[START Source text]

Thursday, September 20, 2018

The Days Are Long....

The other day a friend of mine posted about enjoying the mess in regards to her kiddos and how one day that mess will be gone.
I immediately though of the saying: "The days are long but the years are short"
Then I posted it.
Then I thought: Well, wasn't that the the most pretentious and cliche shit to say.
Then thought...yeah but it's true.
Then I though - OMG - all of my kids are in school!  Kait's out in 2 years and counting and the babies are hovering around 11 more years.
Then I thought: Shit, 2 years...11 years...That's fast as fuck for one and OMG - the I'm gonna be dead before the babies ever leave my damn house!
Then I thought:  Shit, shit, shit....I also haven't blogged in like forever.  I've got to do something or the kids are gonna have a really shitty baby book (read the intro page if you're confused here)

Then I opened the blog and  blew the dust off to find this little gem that I'd completely forgotten about.  (I was probably interrupted before I could post it)

As soon as I saw the title I knew I had to finish this shit and add an update!
Here it is in all it's glory circa June(ish) 2017:

THE DAYS ARE LONG, BUT THE YEARS ARE SHORT
Last night we registered Big Red for High School.
I didn't even cry!  
It was actually fun. 
She was excited (when she would forget to act too cool to be excited).  We were all kind of excited. 

Holy shit y'all - This isn't the same High School we went to!  
The classes are insane: Forensic Science, Sculpting, Mythology, Hydrology, Engineering.

[END Source text]

What to work on -
• 1. Answer these from the blog post:
(a) How many more years does Kait have in school?
(b) Around what month and year was the old draft written?
(c) What did the family register Big Red for?
• 2. Copy the blog post word for word, everything from "She was excited" down to "Mythology, Hydrology, Engineering.".

[START Material provided]

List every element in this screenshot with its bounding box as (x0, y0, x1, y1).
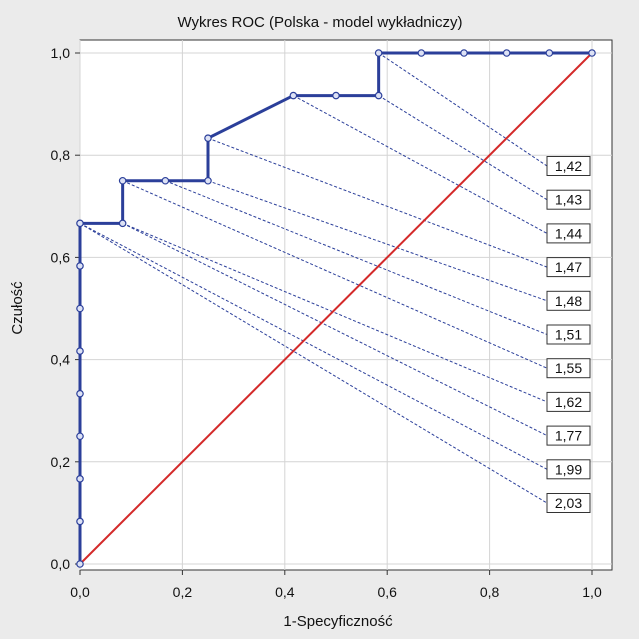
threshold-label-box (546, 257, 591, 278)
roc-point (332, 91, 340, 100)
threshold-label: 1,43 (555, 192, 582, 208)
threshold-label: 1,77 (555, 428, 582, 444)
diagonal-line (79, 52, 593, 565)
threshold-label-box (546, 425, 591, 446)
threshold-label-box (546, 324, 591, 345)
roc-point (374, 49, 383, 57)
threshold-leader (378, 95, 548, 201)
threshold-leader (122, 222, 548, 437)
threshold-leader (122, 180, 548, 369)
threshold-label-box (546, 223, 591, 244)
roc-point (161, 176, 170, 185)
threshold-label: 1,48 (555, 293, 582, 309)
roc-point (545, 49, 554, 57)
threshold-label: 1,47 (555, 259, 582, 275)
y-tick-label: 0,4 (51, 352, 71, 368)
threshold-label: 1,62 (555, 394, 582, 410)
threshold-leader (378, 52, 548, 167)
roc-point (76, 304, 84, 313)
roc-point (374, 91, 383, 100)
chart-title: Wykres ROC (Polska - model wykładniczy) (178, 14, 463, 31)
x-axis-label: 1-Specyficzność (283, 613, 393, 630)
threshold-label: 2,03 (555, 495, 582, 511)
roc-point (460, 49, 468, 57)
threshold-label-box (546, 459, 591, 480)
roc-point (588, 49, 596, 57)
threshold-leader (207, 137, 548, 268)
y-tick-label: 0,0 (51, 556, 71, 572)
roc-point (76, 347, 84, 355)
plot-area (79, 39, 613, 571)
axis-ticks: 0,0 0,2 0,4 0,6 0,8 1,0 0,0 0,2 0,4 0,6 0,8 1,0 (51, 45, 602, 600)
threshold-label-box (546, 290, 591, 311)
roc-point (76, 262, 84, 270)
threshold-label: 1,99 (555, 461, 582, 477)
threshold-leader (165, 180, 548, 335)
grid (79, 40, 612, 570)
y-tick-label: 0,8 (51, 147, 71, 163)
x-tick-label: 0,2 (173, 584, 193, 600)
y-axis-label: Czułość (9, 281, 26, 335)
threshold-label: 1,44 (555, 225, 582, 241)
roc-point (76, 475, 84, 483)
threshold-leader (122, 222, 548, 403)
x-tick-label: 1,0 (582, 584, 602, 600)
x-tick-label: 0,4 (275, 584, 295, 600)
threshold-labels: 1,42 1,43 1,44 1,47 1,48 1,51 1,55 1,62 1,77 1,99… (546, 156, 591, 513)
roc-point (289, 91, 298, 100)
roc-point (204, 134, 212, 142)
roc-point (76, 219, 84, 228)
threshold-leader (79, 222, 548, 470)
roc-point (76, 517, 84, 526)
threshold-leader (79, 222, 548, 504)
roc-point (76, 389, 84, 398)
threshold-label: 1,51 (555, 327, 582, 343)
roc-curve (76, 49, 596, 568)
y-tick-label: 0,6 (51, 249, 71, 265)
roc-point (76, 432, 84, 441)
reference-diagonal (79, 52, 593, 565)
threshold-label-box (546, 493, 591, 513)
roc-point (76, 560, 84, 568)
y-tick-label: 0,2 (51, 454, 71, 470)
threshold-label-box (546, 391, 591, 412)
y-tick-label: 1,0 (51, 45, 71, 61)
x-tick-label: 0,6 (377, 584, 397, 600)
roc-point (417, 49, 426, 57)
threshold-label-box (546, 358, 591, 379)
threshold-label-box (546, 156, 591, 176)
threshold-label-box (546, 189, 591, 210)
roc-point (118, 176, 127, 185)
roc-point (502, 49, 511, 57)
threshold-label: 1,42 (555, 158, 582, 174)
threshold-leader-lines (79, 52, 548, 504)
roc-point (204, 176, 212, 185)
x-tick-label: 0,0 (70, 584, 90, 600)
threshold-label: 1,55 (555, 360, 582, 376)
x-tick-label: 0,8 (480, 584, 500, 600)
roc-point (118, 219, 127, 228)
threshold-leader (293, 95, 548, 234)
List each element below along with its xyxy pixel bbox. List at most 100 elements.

[END Material provided]
[START Material provided]

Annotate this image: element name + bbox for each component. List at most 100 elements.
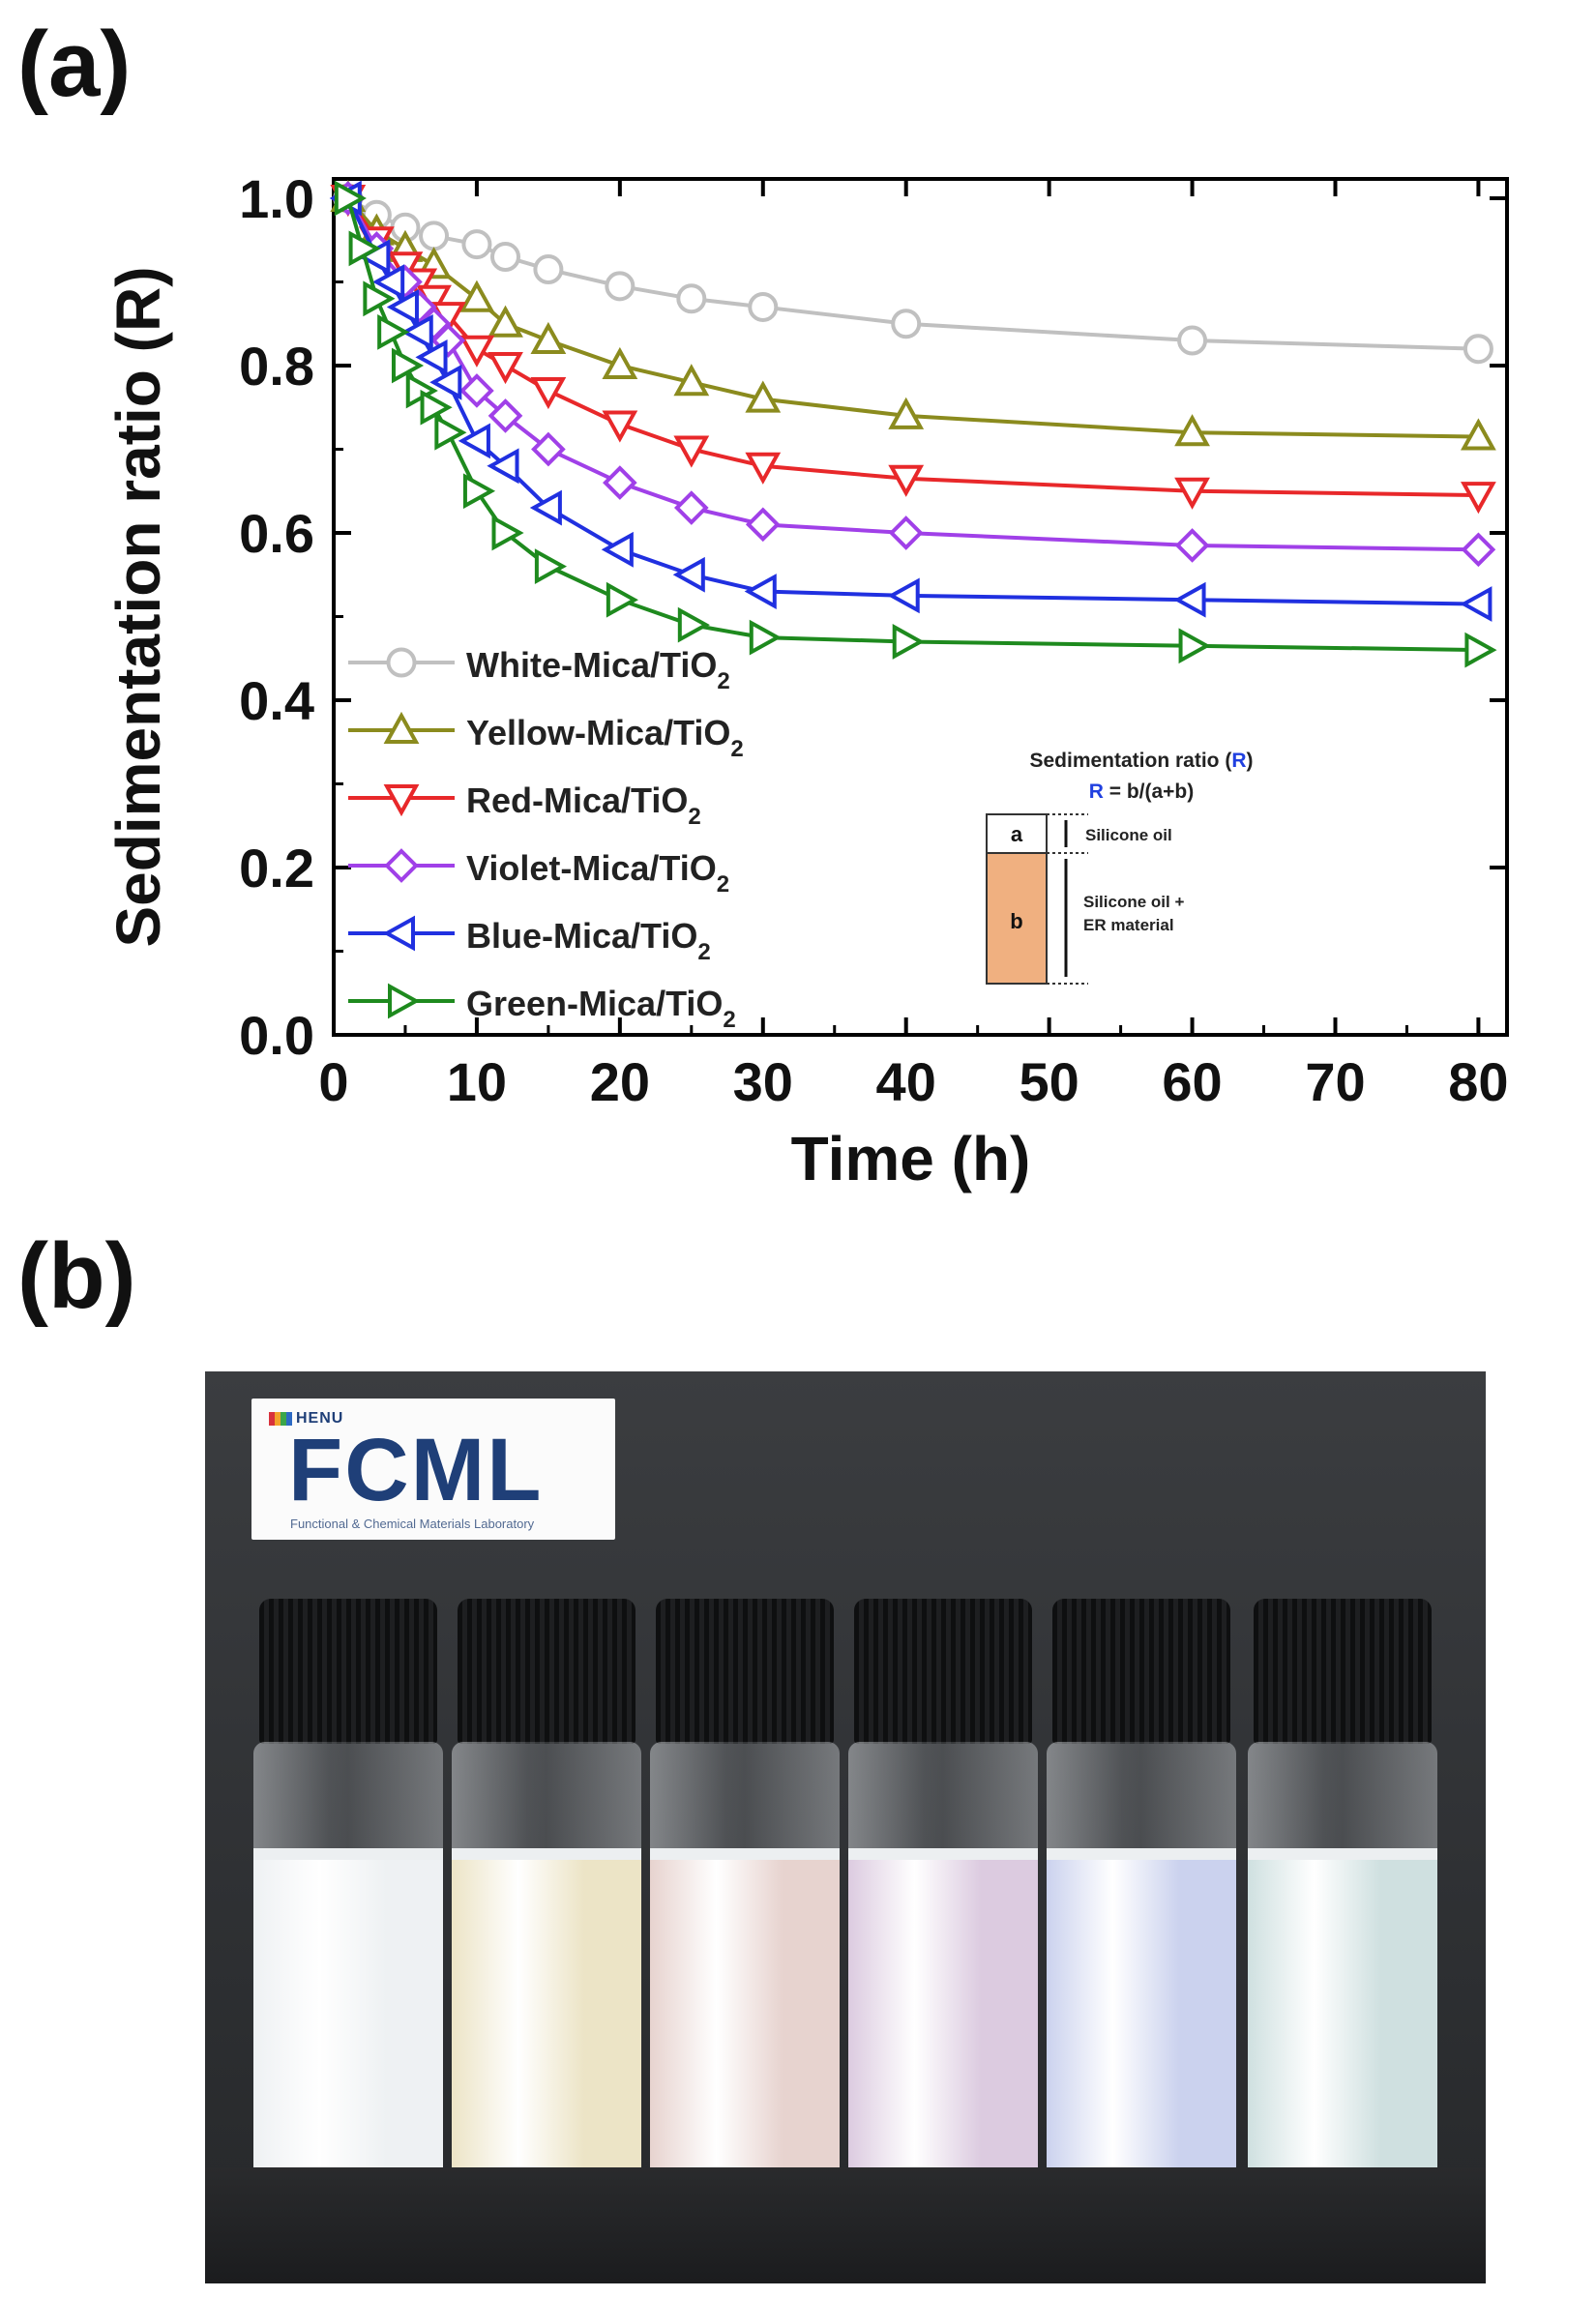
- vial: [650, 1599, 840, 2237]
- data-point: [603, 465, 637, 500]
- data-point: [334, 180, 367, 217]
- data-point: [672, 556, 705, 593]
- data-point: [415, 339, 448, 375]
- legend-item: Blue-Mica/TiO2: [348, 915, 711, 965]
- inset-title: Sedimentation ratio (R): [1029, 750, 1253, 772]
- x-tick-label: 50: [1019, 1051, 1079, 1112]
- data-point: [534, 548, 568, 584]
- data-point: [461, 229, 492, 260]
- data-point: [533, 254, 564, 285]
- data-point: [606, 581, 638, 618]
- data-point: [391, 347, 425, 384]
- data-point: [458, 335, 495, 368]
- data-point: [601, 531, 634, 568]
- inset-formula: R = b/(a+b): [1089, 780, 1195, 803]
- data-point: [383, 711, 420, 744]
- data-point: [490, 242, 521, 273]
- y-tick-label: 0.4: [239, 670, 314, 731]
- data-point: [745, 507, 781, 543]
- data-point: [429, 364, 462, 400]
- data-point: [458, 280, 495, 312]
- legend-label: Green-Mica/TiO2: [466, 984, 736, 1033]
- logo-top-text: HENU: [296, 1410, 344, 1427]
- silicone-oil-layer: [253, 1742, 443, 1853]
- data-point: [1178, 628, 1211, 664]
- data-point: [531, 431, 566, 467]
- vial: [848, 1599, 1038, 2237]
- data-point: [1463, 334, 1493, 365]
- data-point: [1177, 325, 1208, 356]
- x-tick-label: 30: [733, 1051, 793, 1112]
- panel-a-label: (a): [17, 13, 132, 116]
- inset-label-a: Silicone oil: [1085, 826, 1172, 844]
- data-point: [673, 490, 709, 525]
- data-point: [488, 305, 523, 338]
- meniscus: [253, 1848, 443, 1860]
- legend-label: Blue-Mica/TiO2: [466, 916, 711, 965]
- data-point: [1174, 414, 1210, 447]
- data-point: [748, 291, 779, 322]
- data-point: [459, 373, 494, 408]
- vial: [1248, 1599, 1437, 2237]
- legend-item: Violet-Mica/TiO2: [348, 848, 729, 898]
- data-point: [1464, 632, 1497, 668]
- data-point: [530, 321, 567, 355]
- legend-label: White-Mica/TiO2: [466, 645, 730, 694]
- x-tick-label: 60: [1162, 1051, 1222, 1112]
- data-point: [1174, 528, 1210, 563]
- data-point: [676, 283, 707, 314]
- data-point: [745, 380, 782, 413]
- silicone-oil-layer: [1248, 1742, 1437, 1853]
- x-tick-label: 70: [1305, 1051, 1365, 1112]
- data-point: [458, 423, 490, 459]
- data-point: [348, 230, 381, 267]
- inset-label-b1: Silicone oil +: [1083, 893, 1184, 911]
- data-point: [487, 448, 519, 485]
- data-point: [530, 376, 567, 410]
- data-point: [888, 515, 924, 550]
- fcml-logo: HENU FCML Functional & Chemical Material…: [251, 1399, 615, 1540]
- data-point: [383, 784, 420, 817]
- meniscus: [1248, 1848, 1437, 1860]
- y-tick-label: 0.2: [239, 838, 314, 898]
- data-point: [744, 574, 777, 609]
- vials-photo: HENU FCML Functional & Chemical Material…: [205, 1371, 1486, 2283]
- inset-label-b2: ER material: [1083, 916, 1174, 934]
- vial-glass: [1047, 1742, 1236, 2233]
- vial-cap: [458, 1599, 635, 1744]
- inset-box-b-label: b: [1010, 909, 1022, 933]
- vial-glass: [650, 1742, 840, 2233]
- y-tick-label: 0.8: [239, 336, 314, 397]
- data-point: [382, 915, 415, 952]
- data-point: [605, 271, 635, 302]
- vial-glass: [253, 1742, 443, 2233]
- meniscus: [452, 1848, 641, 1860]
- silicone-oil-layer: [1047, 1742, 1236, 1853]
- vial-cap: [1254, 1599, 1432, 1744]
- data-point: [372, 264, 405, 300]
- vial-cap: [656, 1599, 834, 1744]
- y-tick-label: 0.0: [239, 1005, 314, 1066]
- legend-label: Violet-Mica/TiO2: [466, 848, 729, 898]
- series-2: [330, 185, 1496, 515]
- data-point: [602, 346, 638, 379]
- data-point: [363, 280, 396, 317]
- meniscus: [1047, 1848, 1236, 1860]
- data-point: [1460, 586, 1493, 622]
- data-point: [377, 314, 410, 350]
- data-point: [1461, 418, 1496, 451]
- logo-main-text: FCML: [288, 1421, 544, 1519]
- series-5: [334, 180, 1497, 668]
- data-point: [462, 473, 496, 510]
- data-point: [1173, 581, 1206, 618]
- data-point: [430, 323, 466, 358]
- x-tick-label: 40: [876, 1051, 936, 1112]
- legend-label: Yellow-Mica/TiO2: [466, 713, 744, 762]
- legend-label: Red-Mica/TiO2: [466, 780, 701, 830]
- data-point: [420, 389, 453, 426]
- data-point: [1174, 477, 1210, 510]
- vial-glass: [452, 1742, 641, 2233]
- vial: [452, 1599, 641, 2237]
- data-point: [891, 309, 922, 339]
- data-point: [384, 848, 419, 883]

[END Material provided]

Results of the exercise -
• 1.
(a) 2 years and counting.
(b) Around June 2017.
(c) High School.

• 2.
She was excited (when she would forget to act too cool to be excited).  We were all kind of excited. 

Holy shit y'all - This isn't the same High School we went to!  
The classes are insane: Forensic Science, Sculpting, Mythology, Hydrology, Engineering.